**Stated problem:**
Reproduce all entries verbatim, with nothing added or dropped.

**Data entries:**
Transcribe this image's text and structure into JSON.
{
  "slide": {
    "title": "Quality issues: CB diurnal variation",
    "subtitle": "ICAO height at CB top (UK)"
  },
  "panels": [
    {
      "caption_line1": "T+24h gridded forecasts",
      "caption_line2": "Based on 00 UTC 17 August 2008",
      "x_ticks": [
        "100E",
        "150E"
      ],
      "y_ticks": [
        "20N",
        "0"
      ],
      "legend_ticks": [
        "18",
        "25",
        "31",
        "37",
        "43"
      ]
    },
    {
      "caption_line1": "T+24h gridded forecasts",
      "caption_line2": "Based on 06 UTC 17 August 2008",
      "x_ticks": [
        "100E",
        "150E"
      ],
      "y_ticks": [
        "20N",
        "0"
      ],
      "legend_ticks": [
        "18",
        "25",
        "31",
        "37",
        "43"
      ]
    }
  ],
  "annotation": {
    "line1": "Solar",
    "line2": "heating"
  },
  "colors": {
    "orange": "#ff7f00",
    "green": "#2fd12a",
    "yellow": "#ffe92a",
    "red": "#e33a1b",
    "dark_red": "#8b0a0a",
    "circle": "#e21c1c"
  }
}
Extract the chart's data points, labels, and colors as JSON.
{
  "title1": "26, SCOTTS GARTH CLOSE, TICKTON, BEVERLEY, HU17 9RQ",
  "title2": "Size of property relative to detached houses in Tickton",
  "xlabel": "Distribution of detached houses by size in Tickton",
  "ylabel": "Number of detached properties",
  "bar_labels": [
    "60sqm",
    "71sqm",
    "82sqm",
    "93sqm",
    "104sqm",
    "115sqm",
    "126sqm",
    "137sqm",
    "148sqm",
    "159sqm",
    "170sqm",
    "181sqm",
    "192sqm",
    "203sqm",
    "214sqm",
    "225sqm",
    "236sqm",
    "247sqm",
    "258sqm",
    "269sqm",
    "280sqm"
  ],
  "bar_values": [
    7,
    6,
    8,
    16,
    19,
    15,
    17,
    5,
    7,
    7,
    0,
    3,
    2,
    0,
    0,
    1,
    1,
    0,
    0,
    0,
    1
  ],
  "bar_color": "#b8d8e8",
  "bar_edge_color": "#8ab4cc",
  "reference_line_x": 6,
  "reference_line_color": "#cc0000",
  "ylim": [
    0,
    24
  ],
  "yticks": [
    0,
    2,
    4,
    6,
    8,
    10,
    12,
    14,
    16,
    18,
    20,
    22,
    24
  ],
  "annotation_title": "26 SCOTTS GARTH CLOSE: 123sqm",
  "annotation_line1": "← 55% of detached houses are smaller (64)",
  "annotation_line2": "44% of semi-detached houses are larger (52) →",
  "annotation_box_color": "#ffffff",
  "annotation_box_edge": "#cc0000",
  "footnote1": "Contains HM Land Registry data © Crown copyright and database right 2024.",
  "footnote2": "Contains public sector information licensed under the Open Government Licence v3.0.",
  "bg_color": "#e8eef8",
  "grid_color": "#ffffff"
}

**Expected answer:**
Transcribe this image's text and structure into JSON.
{
  "slide": {
    "title": "Quality issues: CB diurnal variation",
    "subtitle": "ICAO height at CB top (UK)"
  },
  "panels": [
    {
      "caption_line1": "T+24h gridded forecasts",
      "caption_line2": "Based on 00 UTC 17 August 2008",
      "x_ticks": [
        "100E",
        "150E"
      ],
      "y_ticks": [
        "20N",
        "0"
      ],
      "legend_ticks": [
        "18",
        "25",
        "31",
        "37",
        "43"
      ]
    },
    {
      "caption_line1": "T+24h gridded forecasts",
      "caption_line2": "Based on 06 UTC 17 August 2008",
      "x_ticks": [
        "100E",
        "150E"
      ],
      "y_ticks": [
        "20N",
        "0"
      ],
      "legend_ticks": [
        "18",
        "25",
        "31",
        "37",
        "43"
      ]
    }
  ],
  "annotation": {
    "line1": "Solar",
    "line2": "heating"
  },
  "colors": {
    "orange": "#ff7f00",
    "green": "#2fd12a",
    "yellow": "#ffe92a",
    "red": "#e33a1b",
    "dark_red": "#8b0a0a",
    "circle": "#e21c1c"
  }
}
Extract the chart's data points, labels, and colors as JSON.
{
  "title1": "26, SCOTTS GARTH CLOSE, TICKTON, BEVERLEY, HU17 9RQ",
  "title2": "Size of property relative to detached houses in Tickton",
  "xlabel": "Distribution of detached houses by size in Tickton",
  "ylabel": "Number of detached properties",
  "bar_labels": [
    "60sqm",
    "71sqm",
    "82sqm",
    "93sqm",
    "104sqm",
    "115sqm",
    "126sqm",
    "137sqm",
    "148sqm",
    "159sqm",
    "170sqm",
    "181sqm",
    "192sqm",
    "203sqm",
    "214sqm",
    "225sqm",
    "236sqm",
    "247sqm",
    "258sqm",
    "269sqm",
    "280sqm"
  ],
  "bar_values": [
    7,
    6,
    8,
    16,
    19,
    15,
    17,
    5,
    7,
    7,
    0,
    3,
    2,
    0,
    0,
    1,
    1,
    0,
    0,
    0,
    1
  ],
  "bar_color": "#b8d8e8",
  "bar_edge_color": "#8ab4cc",
  "reference_line_x": 6,
  "reference_line_color": "#cc0000",
  "ylim": [
    0,
    24
  ],
  "yticks": [
    0,
    2,
    4,
    6,
    8,
    10,
    12,
    14,
    16,
    18,
    20,
    22,
    24
  ],
  "annotation_title": "26 SCOTTS GARTH CLOSE: 123sqm",
  "annotation_line1": "← 55% of detached houses are smaller (64)",
  "annotation_line2": "44% of semi-detached houses are larger (52) →",
  "annotation_box_color": "#ffffff",
  "annotation_box_edge": "#cc0000",
  "footnote1": "Contains HM Land Registry data © Crown copyright and database right 2024.",
  "footnote2": "Contains public sector information licensed under the Open Government Licence v3.0.",
  "bg_color": "#e8eef8",
  "grid_color": "#ffffff"
}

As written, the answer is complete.